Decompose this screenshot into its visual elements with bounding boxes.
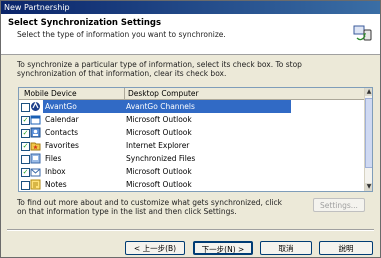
checkbox-avantgo[interactable] xyxy=(21,103,30,112)
desktop-label: Microsoft Outlook xyxy=(126,167,192,176)
checkbox-calendar[interactable]: ✓ xyxy=(21,116,30,125)
list-item-avantgo[interactable]: AvantGo AvantGo Channels xyxy=(19,100,364,113)
page-title: Select Synchronization Settings xyxy=(8,18,162,28)
settings-button[interactable]: Settings... xyxy=(313,198,365,212)
device-label: Inbox xyxy=(45,167,66,176)
device-label: Files xyxy=(45,154,62,163)
cancel-button[interactable]: 取消 xyxy=(260,241,312,255)
device-label: AvantGo xyxy=(45,102,77,111)
window-title: New Partnership xyxy=(1,1,380,14)
desktop-label: Microsoft Outlook xyxy=(126,128,192,137)
files-icon xyxy=(30,153,41,164)
list-item-favorites[interactable]: ✓ Favorites Internet Explorer xyxy=(19,139,364,152)
list-item-contacts[interactable]: ✓ Contacts Microsoft Outlook xyxy=(19,126,364,139)
device-label: Notes xyxy=(45,180,67,189)
desktop-label: Internet Explorer xyxy=(126,141,190,150)
desktop-label: AvantGo Channels xyxy=(126,102,195,111)
checkbox-inbox[interactable]: ✓ xyxy=(21,168,30,177)
device-label: Calendar xyxy=(45,115,79,124)
checkbox-contacts[interactable]: ✓ xyxy=(21,129,30,138)
calendar-icon xyxy=(30,115,41,125)
scroll-down-button[interactable]: ▼ xyxy=(365,183,372,191)
footer-divider xyxy=(7,229,374,231)
list-item-calendar[interactable]: ✓ Calendar Microsoft Outlook xyxy=(19,113,364,126)
favorites-icon xyxy=(30,142,41,151)
checkbox-notes[interactable] xyxy=(21,181,30,190)
column-header-desktop-computer[interactable]: Desktop Computer xyxy=(124,88,199,99)
help-button[interactable]: 說明 xyxy=(319,241,373,255)
desktop-label: Microsoft Outlook xyxy=(126,115,192,124)
back-button[interactable]: < 上一步(B) xyxy=(125,241,185,255)
desktop-label: Synchronized Files xyxy=(126,154,196,163)
wizard-header: Select Synchronization Settings Select t… xyxy=(1,14,380,55)
checkbox-files[interactable] xyxy=(21,155,30,164)
sync-icon xyxy=(353,25,372,41)
checkbox-favorites[interactable]: ✓ xyxy=(21,142,30,151)
device-label: Favorites xyxy=(45,141,79,150)
settings-hint-text: To find out more about and to customize … xyxy=(17,198,283,216)
avantgo-icon xyxy=(31,101,40,111)
next-button[interactable]: 下一步(N) > xyxy=(193,241,253,255)
scroll-thumb[interactable] xyxy=(365,98,372,168)
device-label: Contacts xyxy=(45,128,79,137)
vertical-scrollbar[interactable]: ▲ ▼ xyxy=(364,88,372,191)
instructions-text: To synchronize a particular type of info… xyxy=(17,60,302,78)
list-item-files[interactable]: Files Synchronized Files xyxy=(19,152,364,165)
notes-icon xyxy=(30,179,41,190)
inbox-icon xyxy=(30,168,41,177)
list-header: Mobile Device Desktop Computer xyxy=(19,88,364,100)
sync-settings-list[interactable]: Mobile Device Desktop Computer AvantGo A… xyxy=(18,87,373,192)
new-partnership-dialog: New Partnership Select Synchronization S… xyxy=(0,0,381,258)
scroll-up-button[interactable]: ▲ xyxy=(365,88,372,96)
desktop-label: Microsoft Outlook xyxy=(126,180,192,189)
column-header-mobile-device[interactable]: Mobile Device xyxy=(24,88,77,99)
list-item-notes[interactable]: Notes Microsoft Outlook xyxy=(19,178,364,191)
contacts-icon xyxy=(30,127,41,138)
page-subtitle: Select the type of information you want … xyxy=(17,30,226,39)
list-item-inbox[interactable]: ✓ Inbox Microsoft Outlook xyxy=(19,165,364,178)
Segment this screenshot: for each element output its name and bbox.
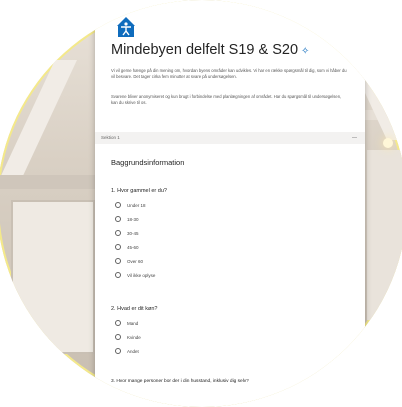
radio-option[interactable]: Andet xyxy=(115,347,139,355)
form-description: Svarene bliver anonymiseret og kun brugt… xyxy=(111,94,342,105)
radio-button[interactable] xyxy=(115,230,121,236)
ceiling-lamp xyxy=(383,138,393,148)
radio-option[interactable]: Mand xyxy=(115,319,138,327)
question-label: 1. Hvor gammel er du? xyxy=(111,188,167,194)
room-window xyxy=(11,200,95,354)
radio-option[interactable]: Vil ikke oplyse xyxy=(115,271,155,279)
ceiling-beam xyxy=(0,175,97,189)
question-label: 3. Hvor mange personer bor der i din hus… xyxy=(111,379,249,384)
radio-button[interactable] xyxy=(115,244,121,250)
immersive-reader-icon[interactable]: ✧ xyxy=(301,46,309,57)
section-label: Sektion 1 xyxy=(101,135,120,140)
section-title: Baggrundsinformation xyxy=(111,158,185,167)
radio-option[interactable]: Over 60 xyxy=(115,257,143,265)
radio-button[interactable] xyxy=(115,334,121,340)
form-description: Vi vil gerne hænge på din mening om, hvo… xyxy=(111,68,347,79)
room-window xyxy=(367,150,402,320)
radio-button[interactable] xyxy=(115,320,121,326)
radio-button[interactable] xyxy=(115,348,121,354)
accessibility-logo-icon xyxy=(117,17,135,37)
form-title: Mindebyen delfelt S19 & S20 ✧ xyxy=(111,42,310,58)
question-label: 2. Hvad er dit køn? xyxy=(111,306,158,312)
radio-option[interactable]: 18-30 xyxy=(115,215,139,223)
radio-option[interactable]: 30-45 xyxy=(115,229,139,237)
photo-frame: Mindebyen delfelt S19 & S20 ✧ Vi vil gern… xyxy=(0,0,402,407)
radio-button[interactable] xyxy=(115,202,121,208)
collapse-icon[interactable]: — xyxy=(352,132,357,144)
radio-button[interactable] xyxy=(115,258,121,264)
radio-option[interactable]: Under 18 xyxy=(115,201,146,209)
radio-option[interactable]: Kvinde xyxy=(115,333,141,341)
survey-form: Mindebyen delfelt S19 & S20 ✧ Vi vil gern… xyxy=(95,0,365,407)
radio-button[interactable] xyxy=(115,272,121,278)
section-header[interactable]: Sektion 1 — xyxy=(95,132,365,144)
radio-option[interactable]: 45-60 xyxy=(115,243,139,251)
ceiling-beam xyxy=(0,60,77,180)
radio-button[interactable] xyxy=(115,216,121,222)
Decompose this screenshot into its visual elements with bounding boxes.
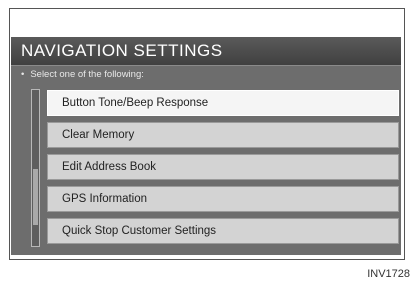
menu-item-quick-stop-settings[interactable]: Quick Stop Customer Settings [47,218,399,244]
menu-item-clear-memory[interactable]: Clear Memory [47,122,399,148]
menu-item-gps-information[interactable]: GPS Information [47,186,399,212]
menu-item-edit-address-book[interactable]: Edit Address Book [47,154,399,180]
navigation-settings-screen: NAVIGATION SETTINGS • Select one of the f… [11,37,401,255]
scrollbar-thumb[interactable] [33,169,38,225]
figure-code: INV1728 [367,268,410,280]
page-title: NAVIGATION SETTINGS [21,41,223,60]
scrollbar[interactable] [31,89,40,247]
menu-item-button-tone[interactable]: Button Tone/Beep Response [47,90,399,116]
settings-menu: Button Tone/Beep Response Clear Memory E… [47,90,399,250]
title-bar: NAVIGATION SETTINGS [11,37,401,66]
instruction-text: Select one of the following: [30,69,144,80]
instruction-row: • Select one of the following: [21,69,144,83]
bullet-icon: • [21,69,25,80]
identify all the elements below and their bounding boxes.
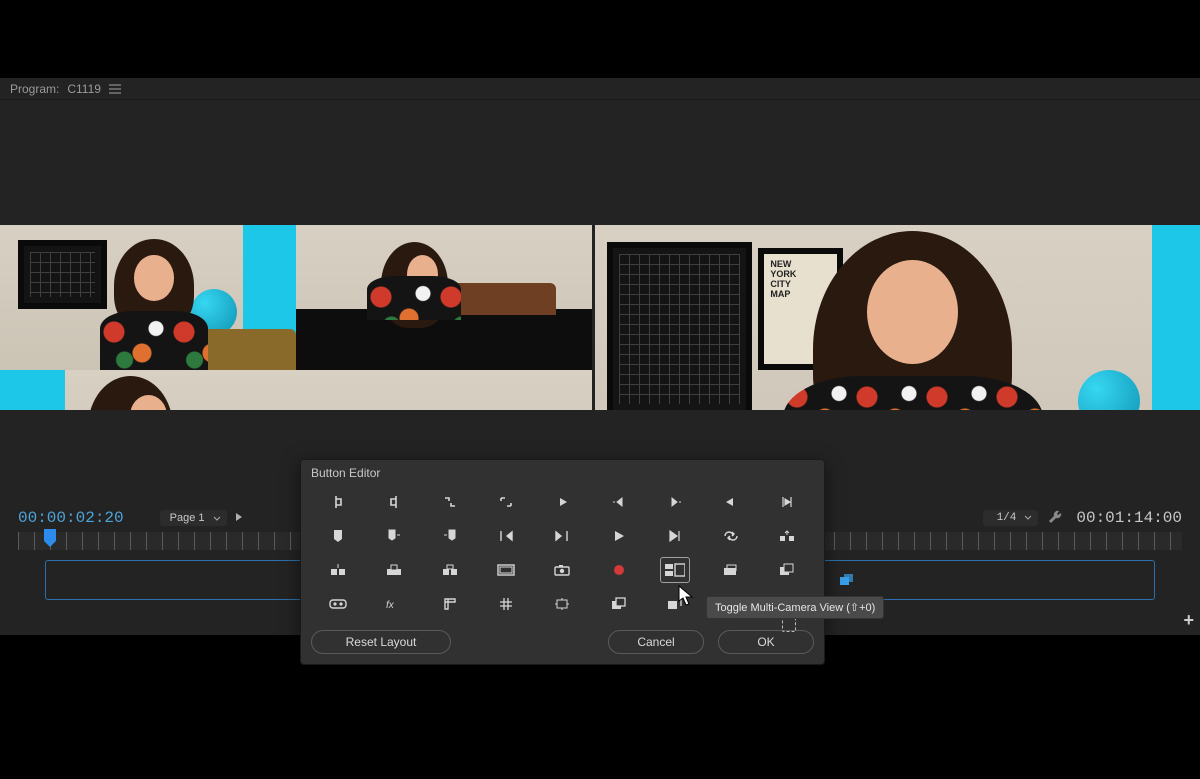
page-label: Page 1 (170, 512, 205, 524)
button-editor-title: Button Editor (311, 466, 814, 480)
replace-icon[interactable] (436, 558, 464, 582)
letterbox-top (0, 0, 1200, 78)
program-label: Program: (10, 82, 59, 96)
mark-in-icon[interactable] (324, 490, 352, 514)
insert-icon[interactable] (324, 558, 352, 582)
page-next-icon[interactable] (235, 509, 244, 527)
play-around-icon[interactable] (661, 524, 689, 548)
comp-preview-icon[interactable] (773, 558, 801, 582)
grid-icon[interactable] (492, 592, 520, 616)
svg-text:fx: fx (386, 600, 395, 610)
ok-button[interactable]: OK (718, 630, 814, 654)
proxy-toggle-icon[interactable] (717, 558, 745, 582)
chevron-down-icon (213, 514, 221, 526)
timecode-duration: 00:01:14:00 (1076, 509, 1182, 527)
page-selector[interactable]: Page 1 (160, 510, 227, 526)
multicam-tile-1[interactable] (0, 225, 296, 370)
go-to-in-icon[interactable] (548, 490, 576, 514)
letterbox-bottom (0, 751, 1200, 779)
step-forward-5-icon[interactable] (661, 490, 689, 514)
ruler-icon[interactable] (436, 592, 464, 616)
prev-marker-icon[interactable] (436, 524, 464, 548)
step-back-icon[interactable] (492, 524, 520, 548)
comp-attach-icon[interactable] (661, 592, 689, 616)
comp-layers-icon[interactable] (605, 592, 633, 616)
record-icon[interactable] (605, 558, 633, 582)
program-panel-header: Program: C1119 (0, 78, 1200, 100)
loop-icon[interactable] (717, 524, 745, 548)
mark-selection-icon[interactable] (492, 490, 520, 514)
step-forward-icon[interactable] (548, 524, 576, 548)
multicam-grid (0, 225, 595, 410)
multicam-tile-2[interactable] (296, 225, 592, 370)
next-marker-icon[interactable] (380, 524, 408, 548)
button-editor-popover: Button Editor fx (300, 459, 825, 665)
step-back-5-icon[interactable] (605, 490, 633, 514)
guides-icon[interactable] (548, 592, 576, 616)
multicam-view-icon[interactable] (661, 558, 689, 582)
settings-wrench-icon[interactable] (1048, 509, 1062, 528)
add-button-icon[interactable]: + (1183, 610, 1194, 631)
chevron-down-icon (1024, 514, 1032, 526)
reset-layout-button[interactable]: Reset Layout (311, 630, 451, 654)
overwrite-icon[interactable] (380, 558, 408, 582)
sequence-name: C1119 (67, 82, 101, 96)
play-in-out-icon[interactable] (773, 490, 801, 514)
program-monitor: NEWYORKCITYMAP (0, 100, 1200, 410)
vr-video-icon[interactable] (324, 592, 352, 616)
mark-clip-icon[interactable] (436, 490, 464, 514)
go-to-out-icon[interactable] (717, 490, 745, 514)
lift-icon[interactable] (773, 524, 801, 548)
comp-preview-icon[interactable] (837, 570, 857, 590)
safe-margins-icon[interactable] (492, 558, 520, 582)
fx-mute-icon[interactable]: fx (380, 592, 408, 616)
playback-resolution[interactable]: 1/4 (983, 510, 1039, 526)
playhead-indicator[interactable] (44, 529, 56, 541)
cancel-button[interactable]: Cancel (608, 630, 704, 654)
panel-menu-icon[interactable] (109, 84, 121, 94)
add-marker-icon[interactable] (324, 524, 352, 548)
mark-out-icon[interactable] (380, 490, 408, 514)
tooltip: Toggle Multi-Camera View (⇧+0) (706, 596, 884, 619)
export-frame-icon[interactable] (548, 558, 576, 582)
resolution-label: 1/4 (997, 512, 1017, 524)
timecode-current[interactable]: 00:00:02:20 (18, 509, 124, 527)
play-icon[interactable] (605, 524, 633, 548)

***

JOB
Please recast the lines as a JSON list of strings, one string per line with blank lines omitted, beginning at the line that has "radio-option[interactable]: Andet xyxy=(115,347,139,355)" and stopping after the line that has "section-title: Baggrundsinformation xyxy=(111,158,185,167)".

OUTPUT
[
  "radio-option[interactable]: Andet xyxy=(115,347,139,355)",
  "form-description: Svarene bliver anonymiseret og kun brugt… xyxy=(111,94,342,105)",
  "radio-button[interactable] xyxy=(115,230,121,236)",
  "ceiling-lamp xyxy=(383,138,393,148)",
  "radio-option[interactable]: Mand xyxy=(115,319,138,327)",
  "question-label: 1. Hvor gammel er du? xyxy=(111,188,167,194)",
  "room-window xyxy=(11,200,95,354)",
  "radio-option[interactable]: Vil ikke oplyse xyxy=(115,271,155,279)",
  "ceiling-beam xyxy=(0,175,97,189)",
  "question-label: 3. Hvor mange personer bor der i din hus… xyxy=(111,379,249,384)",
  "radio-button[interactable] xyxy=(115,244,121,250)",
  "immersive-reader-icon[interactable]: ✧ xyxy=(301,46,309,57)",
  "section-label: Sektion 1 xyxy=(101,135,120,140)",
  "section-title: Baggrundsinformation xyxy=(111,158,185,167)"
]